_Task statement:_ Check each line of the listing for the word "zenith" and give only the number of lines that have it.

[Dataset rows]
###

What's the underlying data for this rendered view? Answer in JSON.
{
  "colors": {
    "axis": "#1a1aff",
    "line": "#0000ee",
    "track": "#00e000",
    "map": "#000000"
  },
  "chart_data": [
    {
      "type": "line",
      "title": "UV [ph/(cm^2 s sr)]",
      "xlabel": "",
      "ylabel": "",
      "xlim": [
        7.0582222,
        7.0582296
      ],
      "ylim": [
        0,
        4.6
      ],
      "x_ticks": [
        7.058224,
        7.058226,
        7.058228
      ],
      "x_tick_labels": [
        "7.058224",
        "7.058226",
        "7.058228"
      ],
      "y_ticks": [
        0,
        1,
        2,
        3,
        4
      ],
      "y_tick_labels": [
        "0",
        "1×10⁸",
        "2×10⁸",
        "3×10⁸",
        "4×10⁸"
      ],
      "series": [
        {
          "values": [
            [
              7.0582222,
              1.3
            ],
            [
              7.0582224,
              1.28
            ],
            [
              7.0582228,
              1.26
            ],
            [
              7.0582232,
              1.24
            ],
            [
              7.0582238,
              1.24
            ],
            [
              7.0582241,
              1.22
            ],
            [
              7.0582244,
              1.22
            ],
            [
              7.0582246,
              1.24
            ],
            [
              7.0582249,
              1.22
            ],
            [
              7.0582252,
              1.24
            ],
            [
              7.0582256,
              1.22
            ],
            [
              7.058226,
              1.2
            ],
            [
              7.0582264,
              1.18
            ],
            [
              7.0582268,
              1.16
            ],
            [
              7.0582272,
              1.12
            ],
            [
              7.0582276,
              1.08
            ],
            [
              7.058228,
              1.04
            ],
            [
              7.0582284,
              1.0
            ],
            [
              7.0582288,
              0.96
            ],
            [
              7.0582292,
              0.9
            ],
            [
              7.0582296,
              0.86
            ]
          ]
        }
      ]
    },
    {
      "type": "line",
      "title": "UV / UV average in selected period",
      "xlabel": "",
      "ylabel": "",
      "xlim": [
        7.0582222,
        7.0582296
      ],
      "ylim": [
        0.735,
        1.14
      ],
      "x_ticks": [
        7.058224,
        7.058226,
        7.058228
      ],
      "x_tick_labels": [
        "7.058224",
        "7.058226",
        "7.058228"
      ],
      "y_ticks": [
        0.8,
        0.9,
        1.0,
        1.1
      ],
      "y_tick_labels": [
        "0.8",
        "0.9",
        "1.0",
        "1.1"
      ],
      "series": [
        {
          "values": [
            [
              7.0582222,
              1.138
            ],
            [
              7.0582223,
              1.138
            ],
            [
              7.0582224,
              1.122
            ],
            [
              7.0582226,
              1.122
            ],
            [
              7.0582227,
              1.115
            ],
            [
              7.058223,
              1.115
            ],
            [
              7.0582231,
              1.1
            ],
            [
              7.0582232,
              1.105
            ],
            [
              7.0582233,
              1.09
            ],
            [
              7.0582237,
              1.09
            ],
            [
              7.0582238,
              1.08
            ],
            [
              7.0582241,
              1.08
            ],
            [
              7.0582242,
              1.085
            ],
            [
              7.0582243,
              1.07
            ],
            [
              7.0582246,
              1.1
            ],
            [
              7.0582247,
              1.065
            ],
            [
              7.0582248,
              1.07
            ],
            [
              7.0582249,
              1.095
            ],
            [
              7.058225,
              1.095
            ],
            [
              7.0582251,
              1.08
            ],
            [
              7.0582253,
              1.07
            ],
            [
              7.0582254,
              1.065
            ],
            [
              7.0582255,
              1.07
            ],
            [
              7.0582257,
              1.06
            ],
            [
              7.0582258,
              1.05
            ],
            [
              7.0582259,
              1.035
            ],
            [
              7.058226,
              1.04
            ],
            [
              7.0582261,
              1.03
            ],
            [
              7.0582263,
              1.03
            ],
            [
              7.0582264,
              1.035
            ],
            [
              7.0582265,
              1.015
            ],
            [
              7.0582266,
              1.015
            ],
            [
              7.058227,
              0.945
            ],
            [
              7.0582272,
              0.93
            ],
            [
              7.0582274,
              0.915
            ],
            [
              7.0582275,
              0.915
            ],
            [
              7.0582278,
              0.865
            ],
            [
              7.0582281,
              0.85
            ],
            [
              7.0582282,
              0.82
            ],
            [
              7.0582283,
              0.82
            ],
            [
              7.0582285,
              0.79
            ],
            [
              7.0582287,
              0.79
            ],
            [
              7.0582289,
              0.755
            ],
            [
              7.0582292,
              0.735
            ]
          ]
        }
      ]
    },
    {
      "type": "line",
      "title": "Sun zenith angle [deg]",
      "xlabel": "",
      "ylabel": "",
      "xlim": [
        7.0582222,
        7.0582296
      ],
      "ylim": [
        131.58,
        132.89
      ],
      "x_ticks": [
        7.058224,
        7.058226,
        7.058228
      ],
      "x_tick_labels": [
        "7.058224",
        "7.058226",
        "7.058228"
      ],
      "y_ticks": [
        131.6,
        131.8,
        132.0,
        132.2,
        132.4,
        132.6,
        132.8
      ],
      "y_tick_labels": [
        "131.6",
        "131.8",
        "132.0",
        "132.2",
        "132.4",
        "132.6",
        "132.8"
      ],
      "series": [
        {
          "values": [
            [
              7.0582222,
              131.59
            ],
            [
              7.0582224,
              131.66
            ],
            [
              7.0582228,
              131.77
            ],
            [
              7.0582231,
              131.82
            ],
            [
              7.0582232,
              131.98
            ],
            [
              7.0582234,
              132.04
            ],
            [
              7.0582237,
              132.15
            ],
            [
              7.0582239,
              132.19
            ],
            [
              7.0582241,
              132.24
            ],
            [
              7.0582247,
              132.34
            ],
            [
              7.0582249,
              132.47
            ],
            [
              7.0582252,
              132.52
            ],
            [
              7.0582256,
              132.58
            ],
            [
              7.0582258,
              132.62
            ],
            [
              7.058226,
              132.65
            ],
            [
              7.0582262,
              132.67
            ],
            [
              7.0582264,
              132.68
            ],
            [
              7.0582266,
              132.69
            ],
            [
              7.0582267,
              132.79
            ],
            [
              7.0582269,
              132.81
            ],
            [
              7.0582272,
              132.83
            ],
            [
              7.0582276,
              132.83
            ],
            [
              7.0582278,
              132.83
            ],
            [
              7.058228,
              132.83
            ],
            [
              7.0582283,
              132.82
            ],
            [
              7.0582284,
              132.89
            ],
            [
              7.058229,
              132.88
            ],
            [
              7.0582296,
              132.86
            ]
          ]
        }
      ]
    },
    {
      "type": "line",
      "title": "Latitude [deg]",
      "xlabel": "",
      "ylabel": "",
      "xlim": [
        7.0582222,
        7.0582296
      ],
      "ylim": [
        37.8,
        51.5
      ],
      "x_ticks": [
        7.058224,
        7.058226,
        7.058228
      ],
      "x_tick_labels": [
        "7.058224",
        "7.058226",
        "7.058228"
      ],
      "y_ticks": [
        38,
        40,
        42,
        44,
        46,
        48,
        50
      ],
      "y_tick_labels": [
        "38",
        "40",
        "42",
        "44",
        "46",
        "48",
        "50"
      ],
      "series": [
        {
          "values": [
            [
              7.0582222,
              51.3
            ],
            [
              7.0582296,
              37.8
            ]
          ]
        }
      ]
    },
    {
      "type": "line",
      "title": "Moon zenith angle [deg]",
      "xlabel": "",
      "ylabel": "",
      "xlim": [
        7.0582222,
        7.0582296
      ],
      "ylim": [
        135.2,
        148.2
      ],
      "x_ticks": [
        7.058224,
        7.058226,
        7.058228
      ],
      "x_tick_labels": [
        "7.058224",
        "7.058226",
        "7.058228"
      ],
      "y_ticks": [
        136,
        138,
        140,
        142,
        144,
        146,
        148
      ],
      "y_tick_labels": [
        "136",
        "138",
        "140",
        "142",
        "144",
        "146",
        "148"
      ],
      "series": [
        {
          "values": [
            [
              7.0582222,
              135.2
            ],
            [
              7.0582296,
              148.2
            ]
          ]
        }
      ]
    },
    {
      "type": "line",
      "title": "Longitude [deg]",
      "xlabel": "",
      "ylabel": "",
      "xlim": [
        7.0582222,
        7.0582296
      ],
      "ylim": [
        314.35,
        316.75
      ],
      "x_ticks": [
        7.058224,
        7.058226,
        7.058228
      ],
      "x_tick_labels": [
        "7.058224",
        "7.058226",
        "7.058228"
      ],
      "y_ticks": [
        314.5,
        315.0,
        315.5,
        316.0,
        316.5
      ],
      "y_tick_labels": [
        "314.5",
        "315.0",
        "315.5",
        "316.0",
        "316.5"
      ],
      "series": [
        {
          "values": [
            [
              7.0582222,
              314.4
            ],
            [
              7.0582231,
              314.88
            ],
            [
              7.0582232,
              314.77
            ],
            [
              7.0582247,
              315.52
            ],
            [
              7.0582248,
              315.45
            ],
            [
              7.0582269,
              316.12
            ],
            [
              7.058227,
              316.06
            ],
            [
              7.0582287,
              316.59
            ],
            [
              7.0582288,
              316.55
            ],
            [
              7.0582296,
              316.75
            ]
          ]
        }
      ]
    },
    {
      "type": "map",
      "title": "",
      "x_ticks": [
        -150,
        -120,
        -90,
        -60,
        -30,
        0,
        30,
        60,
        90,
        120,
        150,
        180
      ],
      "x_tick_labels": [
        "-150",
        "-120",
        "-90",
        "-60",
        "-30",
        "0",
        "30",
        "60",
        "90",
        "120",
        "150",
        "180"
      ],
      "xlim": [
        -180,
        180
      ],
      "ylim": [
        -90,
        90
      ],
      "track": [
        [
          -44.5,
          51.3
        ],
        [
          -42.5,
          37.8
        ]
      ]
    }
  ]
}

###

_Answer:_ 2